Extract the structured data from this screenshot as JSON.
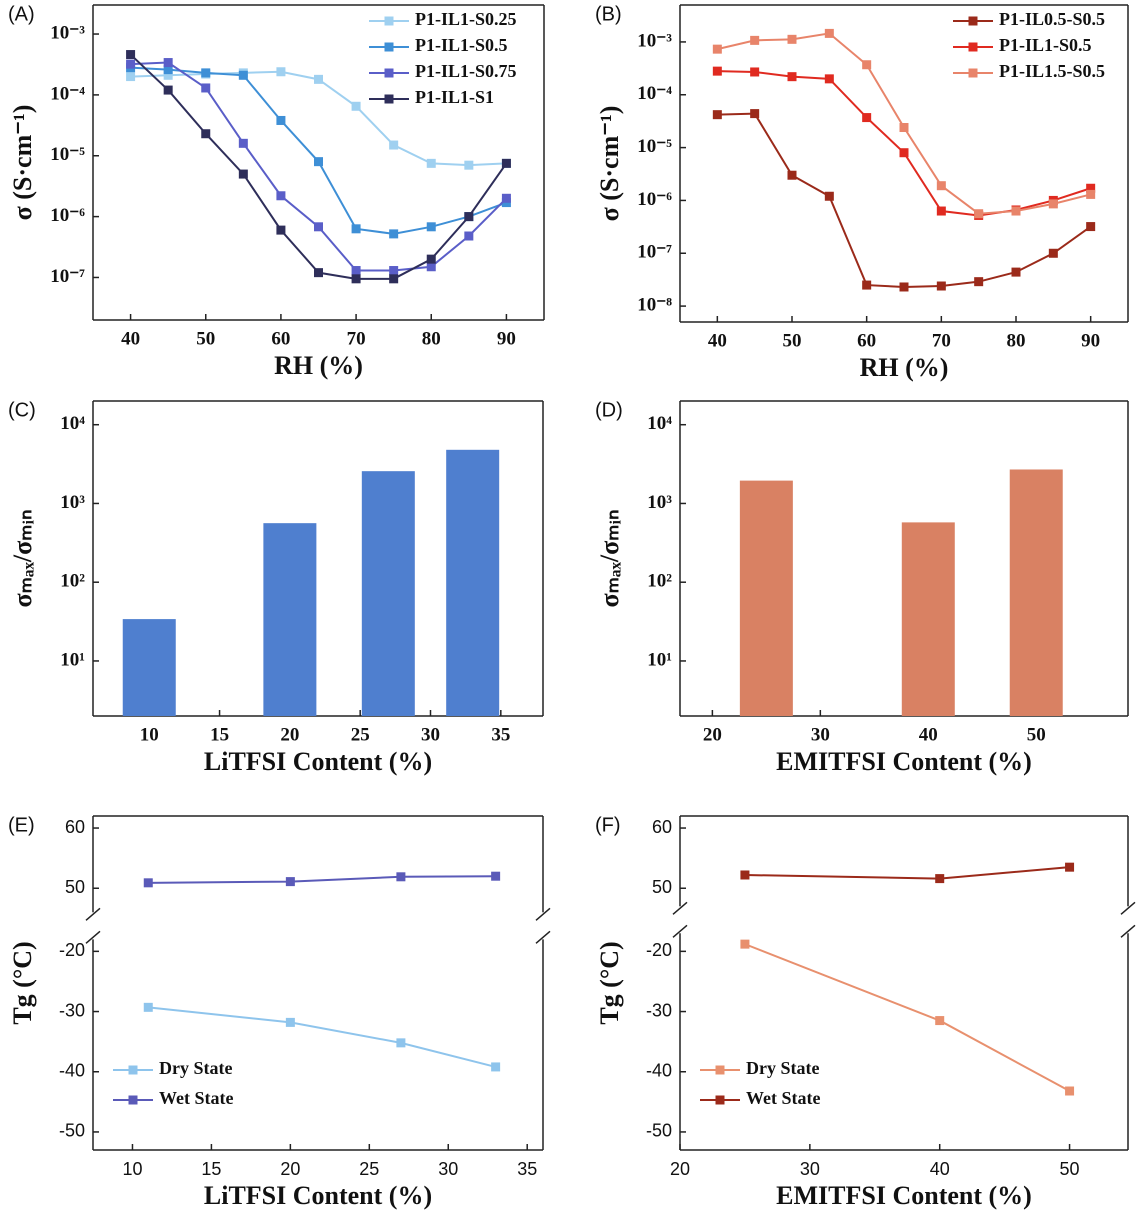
{
  "chart_data": [
    {
      "type": "line",
      "panel": "(A)",
      "xlabel": "RH (%)",
      "ylabel": "σ (S·cm⁻¹)",
      "log_y": true,
      "legend": "upper right",
      "xlim": [
        35,
        95
      ],
      "xticks": [
        40,
        50,
        60,
        70,
        80,
        90
      ],
      "ylim": [
        2e-08,
        0.003
      ],
      "yticks": [
        {
          "value": 1e-07,
          "label": "10⁻⁷"
        },
        {
          "value": 1e-06,
          "label": "10⁻⁶"
        },
        {
          "value": 1e-05,
          "label": "10⁻⁵"
        },
        {
          "value": 0.0001,
          "label": "10⁻⁴"
        },
        {
          "value": 0.001,
          "label": "10⁻³"
        }
      ],
      "x": [
        40,
        45,
        50,
        55,
        60,
        65,
        70,
        75,
        80,
        85,
        90
      ],
      "series": [
        {
          "name": "P1-IL1-S0.25",
          "color": "#9fd0f0",
          "values": [
            0.0002,
            0.00021,
            0.00022,
            0.00023,
            0.00024,
            0.00018,
            6.5e-05,
            1.5e-05,
            7.5e-06,
            7e-06,
            7.5e-06
          ]
        },
        {
          "name": "P1-IL1-S0.5",
          "color": "#3e8fd6",
          "values": [
            0.00028,
            0.00026,
            0.00023,
            0.00021,
            3.8e-05,
            8e-06,
            6.3e-07,
            5.2e-07,
            6.8e-07,
            1e-06,
            1.7e-06
          ]
        },
        {
          "name": "P1-IL1-S0.75",
          "color": "#5a5ec8",
          "values": [
            0.00032,
            0.00034,
            0.00013,
            1.6e-05,
            2.2e-06,
            6.8e-07,
            1.3e-07,
            1.3e-07,
            1.5e-07,
            4.8e-07,
            2e-06
          ]
        },
        {
          "name": "P1-IL1-S1",
          "color": "#2e2e5a",
          "values": [
            0.00046,
            0.00012,
            2.3e-05,
            5e-06,
            6e-07,
            1.2e-07,
            9.5e-08,
            9.5e-08,
            2e-07,
            1e-06,
            7.5e-06
          ]
        }
      ]
    },
    {
      "type": "line",
      "panel": "(B)",
      "xlabel": "RH (%)",
      "ylabel": "σ (S·cm⁻¹)",
      "log_y": true,
      "legend": "upper right",
      "xlim": [
        35,
        95
      ],
      "xticks": [
        40,
        50,
        60,
        70,
        80,
        90
      ],
      "ylim": [
        5e-09,
        0.005
      ],
      "yticks": [
        {
          "value": 1e-08,
          "label": "10⁻⁸"
        },
        {
          "value": 1e-07,
          "label": "10⁻⁷"
        },
        {
          "value": 1e-06,
          "label": "10⁻⁶"
        },
        {
          "value": 1e-05,
          "label": "10⁻⁵"
        },
        {
          "value": 0.0001,
          "label": "10⁻⁴"
        },
        {
          "value": 0.001,
          "label": "10⁻³"
        }
      ],
      "x": [
        40,
        45,
        50,
        55,
        60,
        65,
        70,
        75,
        80,
        85,
        90
      ],
      "series": [
        {
          "name": "P1-IL0.5-S0.5",
          "color": "#9b2a1a",
          "values": [
            4.2e-05,
            4.4e-05,
            3e-06,
            1.2e-06,
            2.5e-08,
            2.3e-08,
            2.4e-08,
            2.9e-08,
            4.4e-08,
            1e-07,
            3.2e-07
          ]
        },
        {
          "name": "P1-IL1-S0.5",
          "color": "#e02a20",
          "values": [
            0.00028,
            0.00027,
            0.00022,
            0.0002,
            3.7e-05,
            8e-06,
            6.3e-07,
            5.2e-07,
            6.6e-07,
            1e-06,
            1.7e-06
          ]
        },
        {
          "name": "P1-IL1.5-S0.5",
          "color": "#e8846a",
          "values": [
            0.00073,
            0.00107,
            0.00112,
            0.00145,
            0.00037,
            2.4e-05,
            1.9e-06,
            5.6e-07,
            6.3e-07,
            8.6e-07,
            1.3e-06
          ]
        }
      ]
    },
    {
      "type": "bar",
      "panel": "(C)",
      "xlabel": "LiTFSI Content (%)",
      "ylabel": "σₘₐₓ/σₘᵢₙ",
      "log_y": true,
      "color": "#4f7fcf",
      "xlim": [
        6,
        38
      ],
      "xticks": [
        10,
        15,
        20,
        25,
        30,
        35
      ],
      "ylim": [
        2,
        20000
      ],
      "yticks": [
        {
          "value": 10,
          "label": "10¹"
        },
        {
          "value": 100,
          "label": "10²"
        },
        {
          "value": 1000,
          "label": "10³"
        },
        {
          "value": 10000,
          "label": "10⁴"
        }
      ],
      "x": [
        10,
        20,
        27,
        33
      ],
      "values": [
        34,
        562,
        2570,
        4800
      ]
    },
    {
      "type": "bar",
      "panel": "(D)",
      "xlabel": "EMITFSI Content (%)",
      "ylabel": "σₘₐₓ/σₘᵢₙ",
      "log_y": true,
      "color": "#d98163",
      "xlim": [
        17,
        58.5
      ],
      "xticks": [
        20,
        30,
        40,
        50
      ],
      "ylim": [
        2,
        20000
      ],
      "yticks": [
        {
          "value": 10,
          "label": "10¹"
        },
        {
          "value": 100,
          "label": "10²"
        },
        {
          "value": 1000,
          "label": "10³"
        },
        {
          "value": 10000,
          "label": "10⁴"
        }
      ],
      "x": [
        25,
        40,
        50
      ],
      "values": [
        1950,
        575,
        2700
      ]
    },
    {
      "type": "line",
      "panel": "(E)",
      "xlabel": "LiTFSI Content (%)",
      "ylabel": "Tg (°C)",
      "legend": "lower left",
      "xlim": [
        7.5,
        36
      ],
      "xticks": [
        10,
        15,
        20,
        25,
        30,
        35
      ],
      "ylim": [
        -53,
        62
      ],
      "ybreak": [
        -18,
        46
      ],
      "yticks": [
        -50,
        -40,
        -30,
        -20,
        50,
        60
      ],
      "x": [
        11,
        20,
        27,
        33
      ],
      "series": [
        {
          "name": "Dry State",
          "color": "#8ec4ec",
          "values": [
            -29.3,
            -31.8,
            -35.2,
            -39.2
          ]
        },
        {
          "name": "Wet State",
          "color": "#5a5ab8",
          "values": [
            50.9,
            51.1,
            51.9,
            52
          ]
        }
      ]
    },
    {
      "type": "line",
      "panel": "(F)",
      "xlabel": "EMITFSI Content (%)",
      "ylabel": "Tg (°C)",
      "legend": "lower left",
      "xlim": [
        20,
        54.5
      ],
      "xticks": [
        20,
        30,
        40,
        50
      ],
      "ylim": [
        -53,
        62
      ],
      "ybreak": [
        -17,
        47
      ],
      "yticks": [
        -50,
        -40,
        -30,
        -20,
        50,
        60
      ],
      "x": [
        25,
        40,
        50
      ],
      "series": [
        {
          "name": "Dry State",
          "color": "#e8906e",
          "values": [
            -18.8,
            -31.5,
            -43.2
          ]
        },
        {
          "name": "Wet State",
          "color": "#9b2a1a",
          "values": [
            52.2,
            51.6,
            53.5
          ]
        }
      ]
    }
  ]
}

→ Your instructions: Omit the pictures, then quote the rest of the material above exactly.

→ Final result:
Extract the structured data from this screenshot as JSON.
{
  "chart_data": [
    {
      "type": "line",
      "panel": "(A)",
      "xlabel": "RH (%)",
      "ylabel": "σ (S·cm⁻¹)",
      "log_y": true,
      "legend": "upper right",
      "xlim": [
        35,
        95
      ],
      "xticks": [
        40,
        50,
        60,
        70,
        80,
        90
      ],
      "ylim": [
        2e-08,
        0.003
      ],
      "yticks": [
        {
          "value": 1e-07,
          "label": "10⁻⁷"
        },
        {
          "value": 1e-06,
          "label": "10⁻⁶"
        },
        {
          "value": 1e-05,
          "label": "10⁻⁵"
        },
        {
          "value": 0.0001,
          "label": "10⁻⁴"
        },
        {
          "value": 0.001,
          "label": "10⁻³"
        }
      ],
      "x": [
        40,
        45,
        50,
        55,
        60,
        65,
        70,
        75,
        80,
        85,
        90
      ],
      "series": [
        {
          "name": "P1-IL1-S0.25",
          "color": "#9fd0f0",
          "values": [
            0.0002,
            0.00021,
            0.00022,
            0.00023,
            0.00024,
            0.00018,
            6.5e-05,
            1.5e-05,
            7.5e-06,
            7e-06,
            7.5e-06
          ]
        },
        {
          "name": "P1-IL1-S0.5",
          "color": "#3e8fd6",
          "values": [
            0.00028,
            0.00026,
            0.00023,
            0.00021,
            3.8e-05,
            8e-06,
            6.3e-07,
            5.2e-07,
            6.8e-07,
            1e-06,
            1.7e-06
          ]
        },
        {
          "name": "P1-IL1-S0.75",
          "color": "#5a5ec8",
          "values": [
            0.00032,
            0.00034,
            0.00013,
            1.6e-05,
            2.2e-06,
            6.8e-07,
            1.3e-07,
            1.3e-07,
            1.5e-07,
            4.8e-07,
            2e-06
          ]
        },
        {
          "name": "P1-IL1-S1",
          "color": "#2e2e5a",
          "values": [
            0.00046,
            0.00012,
            2.3e-05,
            5e-06,
            6e-07,
            1.2e-07,
            9.5e-08,
            9.5e-08,
            2e-07,
            1e-06,
            7.5e-06
          ]
        }
      ]
    },
    {
      "type": "line",
      "panel": "(B)",
      "xlabel": "RH (%)",
      "ylabel": "σ (S·cm⁻¹)",
      "log_y": true,
      "legend": "upper right",
      "xlim": [
        35,
        95
      ],
      "xticks": [
        40,
        50,
        60,
        70,
        80,
        90
      ],
      "ylim": [
        5e-09,
        0.005
      ],
      "yticks": [
        {
          "value": 1e-08,
          "label": "10⁻⁸"
        },
        {
          "value": 1e-07,
          "label": "10⁻⁷"
        },
        {
          "value": 1e-06,
          "label": "10⁻⁶"
        },
        {
          "value": 1e-05,
          "label": "10⁻⁵"
        },
        {
          "value": 0.0001,
          "label": "10⁻⁴"
        },
        {
          "value": 0.001,
          "label": "10⁻³"
        }
      ],
      "x": [
        40,
        45,
        50,
        55,
        60,
        65,
        70,
        75,
        80,
        85,
        90
      ],
      "series": [
        {
          "name": "P1-IL0.5-S0.5",
          "color": "#9b2a1a",
          "values": [
            4.2e-05,
            4.4e-05,
            3e-06,
            1.2e-06,
            2.5e-08,
            2.3e-08,
            2.4e-08,
            2.9e-08,
            4.4e-08,
            1e-07,
            3.2e-07
          ]
        },
        {
          "name": "P1-IL1-S0.5",
          "color": "#e02a20",
          "values": [
            0.00028,
            0.00027,
            0.00022,
            0.0002,
            3.7e-05,
            8e-06,
            6.3e-07,
            5.2e-07,
            6.6e-07,
            1e-06,
            1.7e-06
          ]
        },
        {
          "name": "P1-IL1.5-S0.5",
          "color": "#e8846a",
          "values": [
            0.00073,
            0.00107,
            0.00112,
            0.00145,
            0.00037,
            2.4e-05,
            1.9e-06,
            5.6e-07,
            6.3e-07,
            8.6e-07,
            1.3e-06
          ]
        }
      ]
    },
    {
      "type": "bar",
      "panel": "(C)",
      "xlabel": "LiTFSI Content (%)",
      "ylabel": "σₘₐₓ/σₘᵢₙ",
      "log_y": true,
      "color": "#4f7fcf",
      "xlim": [
        6,
        38
      ],
      "xticks": [
        10,
        15,
        20,
        25,
        30,
        35
      ],
      "ylim": [
        2,
        20000
      ],
      "yticks": [
        {
          "value": 10,
          "label": "10¹"
        },
        {
          "value": 100,
          "label": "10²"
        },
        {
          "value": 1000,
          "label": "10³"
        },
        {
          "value": 10000,
          "label": "10⁴"
        }
      ],
      "x": [
        10,
        20,
        27,
        33
      ],
      "values": [
        34,
        562,
        2570,
        4800
      ]
    },
    {
      "type": "bar",
      "panel": "(D)",
      "xlabel": "EMITFSI Content (%)",
      "ylabel": "σₘₐₓ/σₘᵢₙ",
      "log_y": true,
      "color": "#d98163",
      "xlim": [
        17,
        58.5
      ],
      "xticks": [
        20,
        30,
        40,
        50
      ],
      "ylim": [
        2,
        20000
      ],
      "yticks": [
        {
          "value": 10,
          "label": "10¹"
        },
        {
          "value": 100,
          "label": "10²"
        },
        {
          "value": 1000,
          "label": "10³"
        },
        {
          "value": 10000,
          "label": "10⁴"
        }
      ],
      "x": [
        25,
        40,
        50
      ],
      "values": [
        1950,
        575,
        2700
      ]
    },
    {
      "type": "line",
      "panel": "(E)",
      "xlabel": "LiTFSI Content (%)",
      "ylabel": "Tg (°C)",
      "legend": "lower left",
      "xlim": [
        7.5,
        36
      ],
      "xticks": [
        10,
        15,
        20,
        25,
        30,
        35
      ],
      "ylim": [
        -53,
        62
      ],
      "ybreak": [
        -18,
        46
      ],
      "yticks": [
        -50,
        -40,
        -30,
        -20,
        50,
        60
      ],
      "x": [
        11,
        20,
        27,
        33
      ],
      "series": [
        {
          "name": "Dry State",
          "color": "#8ec4ec",
          "values": [
            -29.3,
            -31.8,
            -35.2,
            -39.2
          ]
        },
        {
          "name": "Wet State",
          "color": "#5a5ab8",
          "values": [
            50.9,
            51.1,
            51.9,
            52
          ]
        }
      ]
    },
    {
      "type": "line",
      "panel": "(F)",
      "xlabel": "EMITFSI Content (%)",
      "ylabel": "Tg (°C)",
      "legend": "lower left",
      "xlim": [
        20,
        54.5
      ],
      "xticks": [
        20,
        30,
        40,
        50
      ],
      "ylim": [
        -53,
        62
      ],
      "ybreak": [
        -17,
        47
      ],
      "yticks": [
        -50,
        -40,
        -30,
        -20,
        50,
        60
      ],
      "x": [
        25,
        40,
        50
      ],
      "series": [
        {
          "name": "Dry State",
          "color": "#e8906e",
          "values": [
            -18.8,
            -31.5,
            -43.2
          ]
        },
        {
          "name": "Wet State",
          "color": "#9b2a1a",
          "values": [
            52.2,
            51.6,
            53.5
          ]
        }
      ]
    }
  ]
}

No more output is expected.